= STATED PROBLEM =
Write out all the entries word for word and omit any pictures.

= STORED ROWS =
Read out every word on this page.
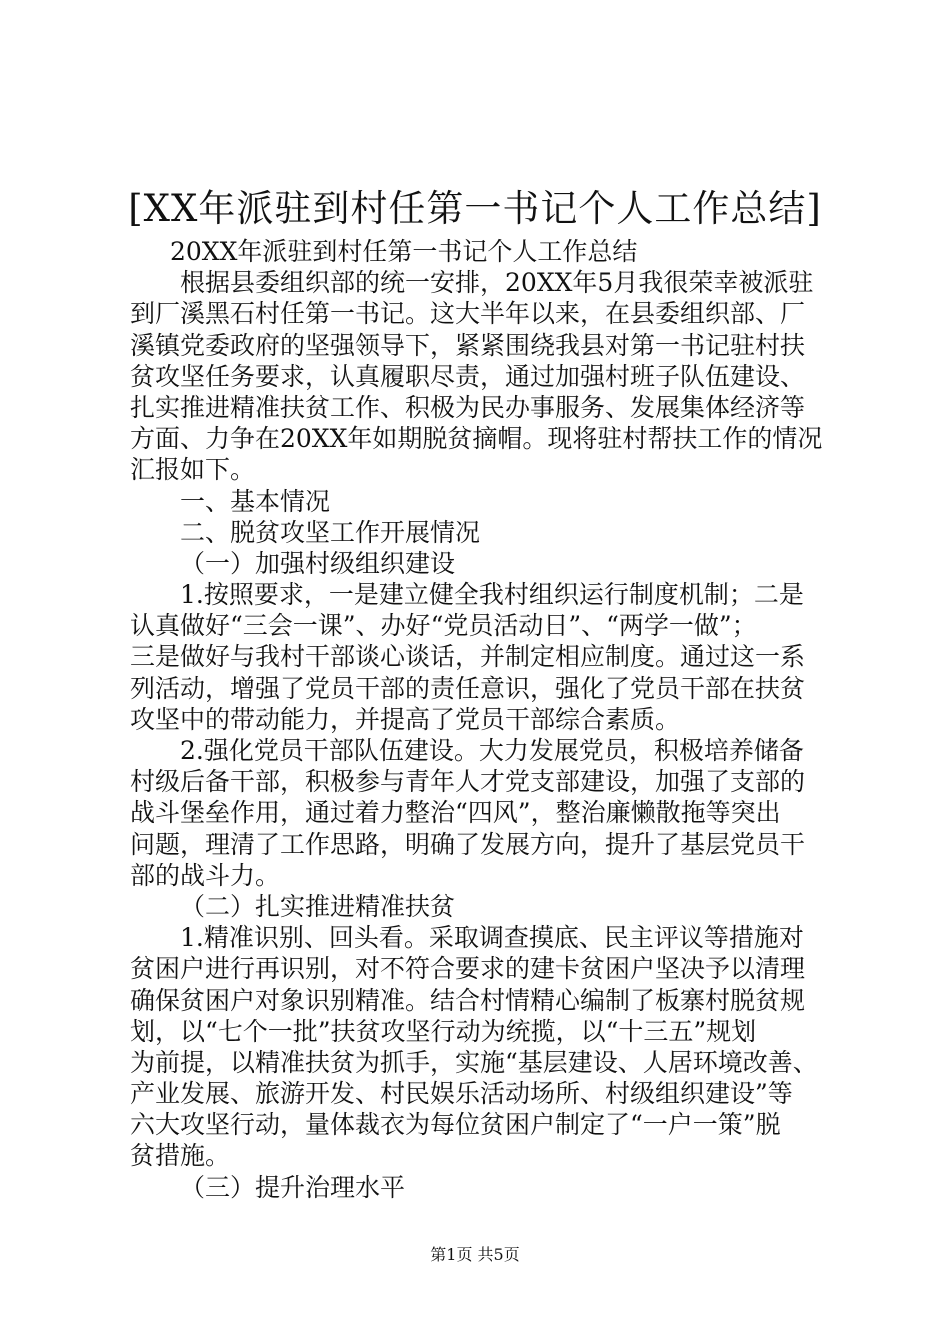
[XX年派驻到村任第一书记个人工作总结]
20XX年派驻到村任第一书记个人工作总结
根据县委组织部的统一安排，20XX年5月我很荣幸被派驻
到厂溪黑石村任第一书记。这大半年以来，在县委组织部、厂
溪镇党委政府的坚强领导下，紧紧围绕我县对第一书记驻村扶
贫攻坚任务要求，认真履职尽责，通过加强村班子队伍建设、
扎实推进精准扶贫工作、积极为民办事服务、发展集体经济等
方面、力争在20XX年如期脱贫摘帽。现将驻村帮扶工作的情况
汇报如下。
一、基本情况
二、脱贫攻坚工作开展情况
（一）加强村级组织建设
1.按照要求，一是建立健全我村组织运行制度机制；二是
认真做好“三会一课”、办好“党员活动日”、“两学一做”；
三是做好与我村干部谈心谈话，并制定相应制度。通过这一系
列活动，增强了党员干部的责任意识，强化了党员干部在扶贫
攻坚中的带动能力，并提高了党员干部综合素质。
2.强化党员干部队伍建设。大力发展党员，积极培养储备
村级后备干部，积极参与青年人才党支部建设，加强了支部的
战斗堡垒作用，通过着力整治“四风”，整治廉懒散拖等突出
问题，理清了工作思路，明确了发展方向，提升了基层党员干
部的战斗力。
（二）扎实推进精准扶贫
1.精准识别、回头看。采取调查摸底、民主评议等措施对
贫困户进行再识别，对不符合要求的建卡贫困户坚决予以清理
确保贫困户对象识别精准。结合村情精心编制了板寨村脱贫规
划，以“七个一批”扶贫攻坚行动为统揽，以“十三五”规划
为前提，以精准扶贫为抓手，实施“基层建设、人居环境改善、
产业发展、旅游开发、村民娱乐活动场所、村级组织建设”等
六大攻坚行动，量体裁衣为每位贫困户制定了“一户一策”脱
贫措施。
（三）提升治理水平
第1页 共5页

= WRITTEN ANSWER =
Read out every word on this page.
[XX年派驻到村任第一书记个人工作总结]
20XX年派驻到村任第一书记个人工作总结
根据县委组织部的统一安排，20XX年5月我很荣幸被派驻
到厂溪黑石村任第一书记。这大半年以来，在县委组织部、厂
溪镇党委政府的坚强领导下，紧紧围绕我县对第一书记驻村扶
贫攻坚任务要求，认真履职尽责，通过加强村班子队伍建设、
扎实推进精准扶贫工作、积极为民办事服务、发展集体经济等
方面、力争在20XX年如期脱贫摘帽。现将驻村帮扶工作的情况
汇报如下。
一、基本情况
二、脱贫攻坚工作开展情况
（一）加强村级组织建设
1.按照要求，一是建立健全我村组织运行制度机制；二是
认真做好“三会一课”、办好“党员活动日”、“两学一做”；
三是做好与我村干部谈心谈话，并制定相应制度。通过这一系
列活动，增强了党员干部的责任意识，强化了党员干部在扶贫
攻坚中的带动能力，并提高了党员干部综合素质。
2.强化党员干部队伍建设。大力发展党员，积极培养储备
村级后备干部，积极参与青年人才党支部建设，加强了支部的
战斗堡垒作用，通过着力整治“四风”，整治廉懒散拖等突出
问题，理清了工作思路，明确了发展方向，提升了基层党员干
部的战斗力。
（二）扎实推进精准扶贫
1.精准识别、回头看。采取调查摸底、民主评议等措施对
贫困户进行再识别，对不符合要求的建卡贫困户坚决予以清理
确保贫困户对象识别精准。结合村情精心编制了板寨村脱贫规
划，以“七个一批”扶贫攻坚行动为统揽，以“十三五”规划
为前提，以精准扶贫为抓手，实施“基层建设、人居环境改善、
产业发展、旅游开发、村民娱乐活动场所、村级组织建设”等
六大攻坚行动，量体裁衣为每位贫困户制定了“一户一策”脱
贫措施。
（三）提升治理水平
第1页 共5页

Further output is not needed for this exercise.